- **WRITTEN REQUEST**: Copy out all lines carrying the word "screenshot".

>> Start RECORDS TO PROCESS

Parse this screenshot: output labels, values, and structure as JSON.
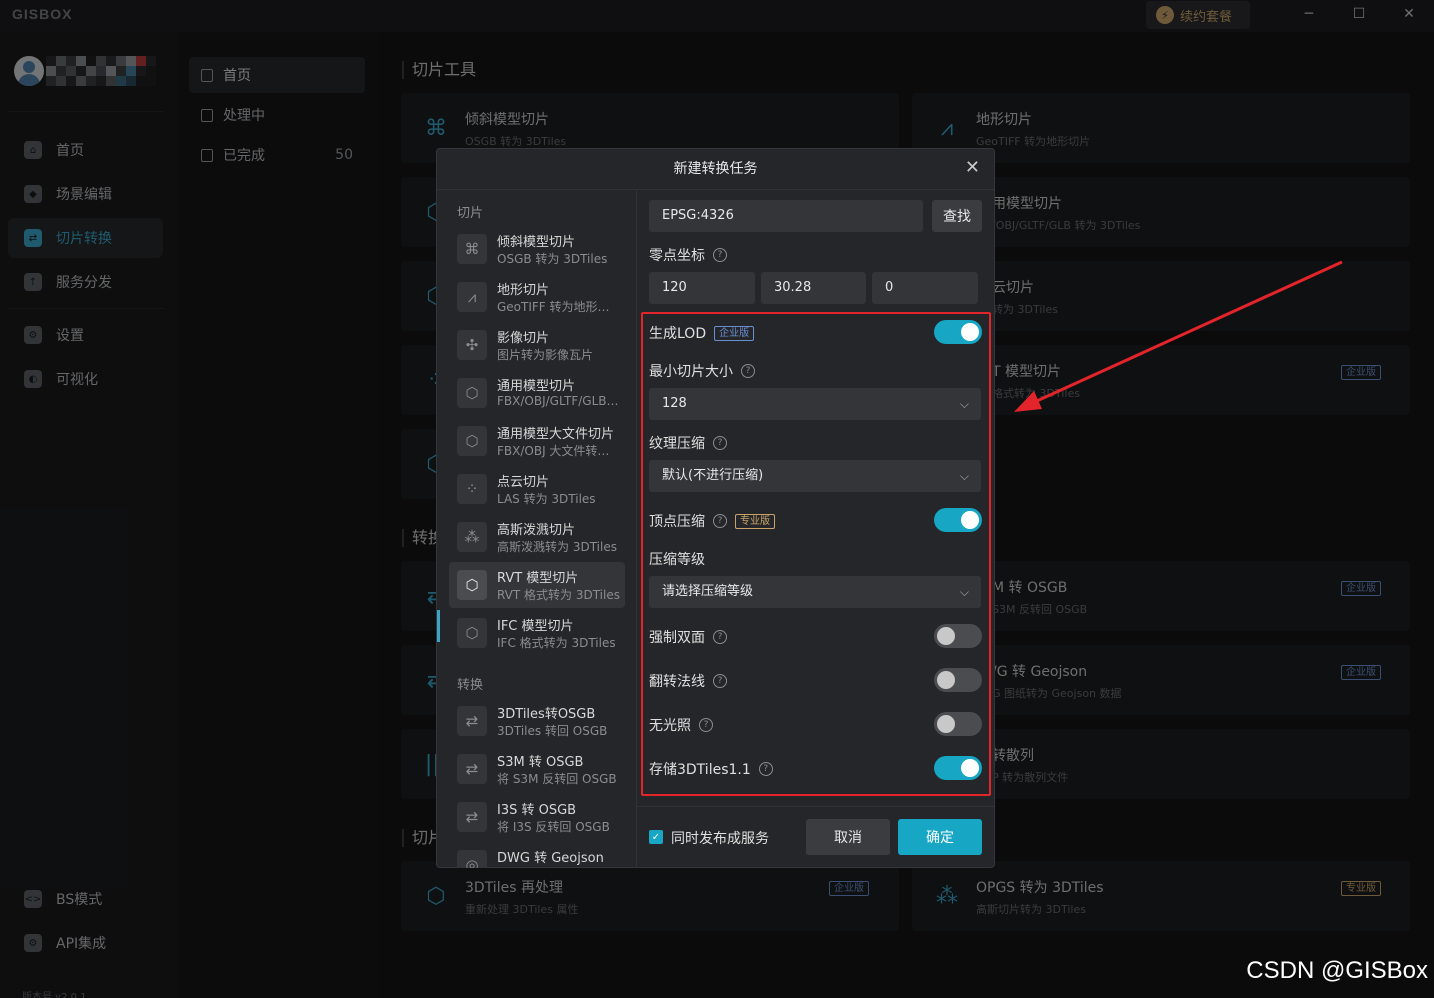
{
  "app": {
    "logo": "GISBOX",
    "renew_label": "续约套餐",
    "renew_icon": "lightning-icon",
    "win_min": "─",
    "win_max": "☐",
    "win_close": "✕"
  },
  "sidebar": {
    "items": [
      {
        "label": "首页",
        "icon": "home-icon"
      },
      {
        "label": "场景编辑",
        "icon": "cube-icon"
      },
      {
        "label": "切片转换",
        "icon": "convert-icon",
        "active": true
      },
      {
        "label": "服务分发",
        "icon": "upload-icon"
      },
      {
        "label": "设置",
        "icon": "gear-icon"
      },
      {
        "label": "可视化",
        "icon": "visual-icon"
      },
      {
        "label": "BS模式",
        "icon": "code-icon"
      },
      {
        "label": "API集成",
        "icon": "api-icon"
      }
    ],
    "version": "版本号 v2.0.1"
  },
  "subnav": {
    "items": [
      {
        "label": "首页"
      },
      {
        "label": "处理中"
      },
      {
        "label": "已完成",
        "count": "50"
      }
    ]
  },
  "main": {
    "section1": "切片工具",
    "section2": "转换",
    "section3": "切片",
    "cards_left": [
      {
        "title": "倾斜模型切片",
        "sub": "OSGB 转为 3DTiles"
      }
    ],
    "cards_right": [
      {
        "title": "地形切片",
        "sub": "GeoTIFF 转为地形切片"
      },
      {
        "title": "用模型切片",
        "sub": "/OBJ/GLTF/GLB 转为 3DTiles"
      },
      {
        "title": "云切片",
        "sub": "转为 3DTiles"
      },
      {
        "title": "T 模型切片",
        "sub": "格式转为 3DTiles",
        "badge": "企业版"
      },
      {
        "title": "M 转 OSGB",
        "sub": "S3M 反转回 OSGB",
        "badge": "企业版"
      },
      {
        "title": "/G 转 Geojson",
        "sub": "G 图纸转为 Geojson 数据",
        "badge": "企业版"
      },
      {
        "title": "转散列",
        "sub": "P 转为散列文件"
      }
    ],
    "bottom_left": {
      "title": "3DTiles 再处理",
      "sub": "重新处理 3DTiles 属性",
      "badge": "企业版"
    },
    "bottom_right": {
      "title": "OPGS 转为 3DTiles",
      "sub": "高斯切片转为 3DTiles",
      "badge": "专业版"
    }
  },
  "dialog": {
    "title": "新建转换任务",
    "close": "✕",
    "group_slice": "切片",
    "group_convert": "转换",
    "list": [
      {
        "title": "倾斜模型切片",
        "sub": "OSGB 转为 3DTiles",
        "icon": "oblique-icon"
      },
      {
        "title": "地形切片",
        "sub": "GeoTIFF 转为地形…",
        "icon": "terrain-icon"
      },
      {
        "title": "影像切片",
        "sub": "图片转为影像瓦片",
        "icon": "satellite-icon"
      },
      {
        "title": "通用模型切片",
        "sub": "FBX/OBJ/GLTF/GLB…",
        "icon": "box-icon"
      },
      {
        "title": "通用模型大文件切片",
        "sub": "FBX/OBJ 大文件转…",
        "icon": "box-icon"
      },
      {
        "title": "点云切片",
        "sub": "LAS 转为 3DTiles",
        "icon": "pointcloud-icon"
      },
      {
        "title": "高斯泼溅切片",
        "sub": "高斯泼溅转为 3DTiles",
        "icon": "gaussian-icon"
      },
      {
        "title": "RVT 模型切片",
        "sub": "RVT 格式转为 3DTiles",
        "icon": "box-icon",
        "active": true
      },
      {
        "title": "IFC 模型切片",
        "sub": "IFC 格式转为 3DTiles",
        "icon": "box-icon"
      }
    ],
    "list2": [
      {
        "title": "3DTiles转OSGB",
        "sub": "3DTiles 转回 OSGB",
        "icon": "convert-icon"
      },
      {
        "title": "S3M 转 OSGB",
        "sub": "将 S3M 反转回 OSGB",
        "icon": "convert-icon"
      },
      {
        "title": "I3S 转 OSGB",
        "sub": "将 I3S 反转回 OSGB",
        "icon": "convert-icon"
      },
      {
        "title": "DWG 转 Geojson",
        "sub": "",
        "icon": "dwg-icon"
      }
    ],
    "epsg": "EPSG:4326",
    "find_label": "查找",
    "origin_label": "零点坐标",
    "origin": [
      "120",
      "30.28",
      "0"
    ],
    "lod_label": "生成LOD",
    "lod_badge": "企业版",
    "min_tile_label": "最小切片大小",
    "min_tile_value": "128",
    "texture_label": "纹理压缩",
    "texture_value": "默认(不进行压缩)",
    "vertex_label": "顶点压缩",
    "vertex_badge": "专业版",
    "level_label": "压缩等级",
    "level_placeholder": "请选择压缩等级",
    "double_label": "强制双面",
    "flip_label": "翻转法线",
    "nolight_label": "无光照",
    "tiles11_label": "存储3DTiles1.1",
    "toggles": {
      "lod": true,
      "vertex": true,
      "double": false,
      "flip": false,
      "nolight": false,
      "tiles11": true
    },
    "publish_label": "同时发布成服务",
    "cancel_label": "取消",
    "ok_label": "确定"
  },
  "watermark": "CSDN @GISBox",
  "colors": {
    "accent": "#17a6c4",
    "highlight_box": "#e3242b",
    "enterprise": "#6a8fd0",
    "pro": "#c9a46a"
  }
}
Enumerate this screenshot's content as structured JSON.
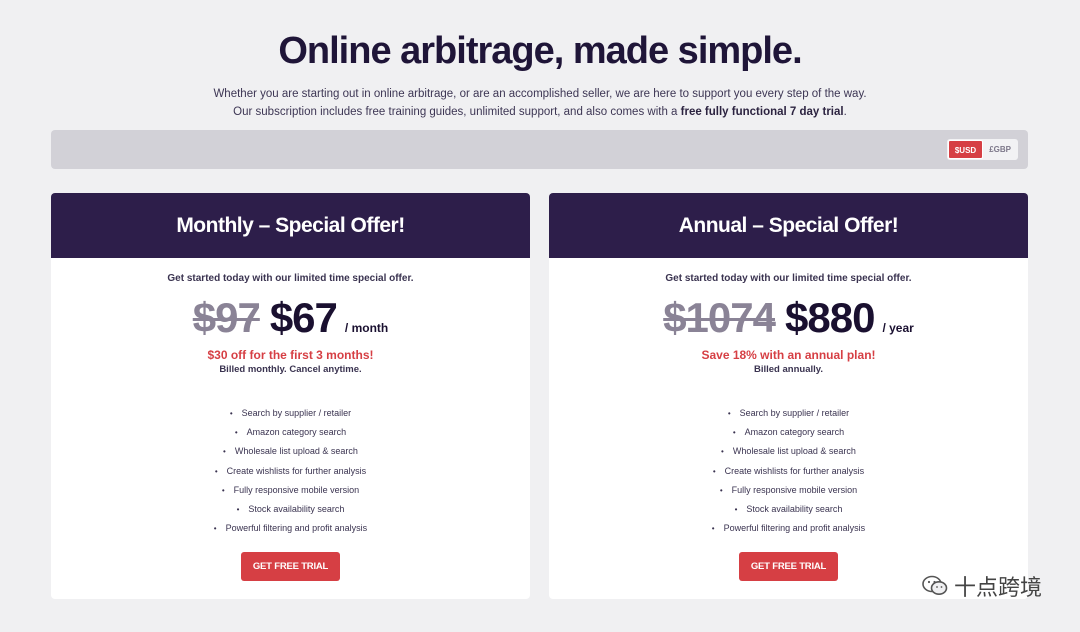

>> End RECORDS TO PROCESS

- **THE RESPONSE**:
Parse this screenshot: output labels, values, and structure as JSON.
Enumerate this screenshot's content as structured JSON.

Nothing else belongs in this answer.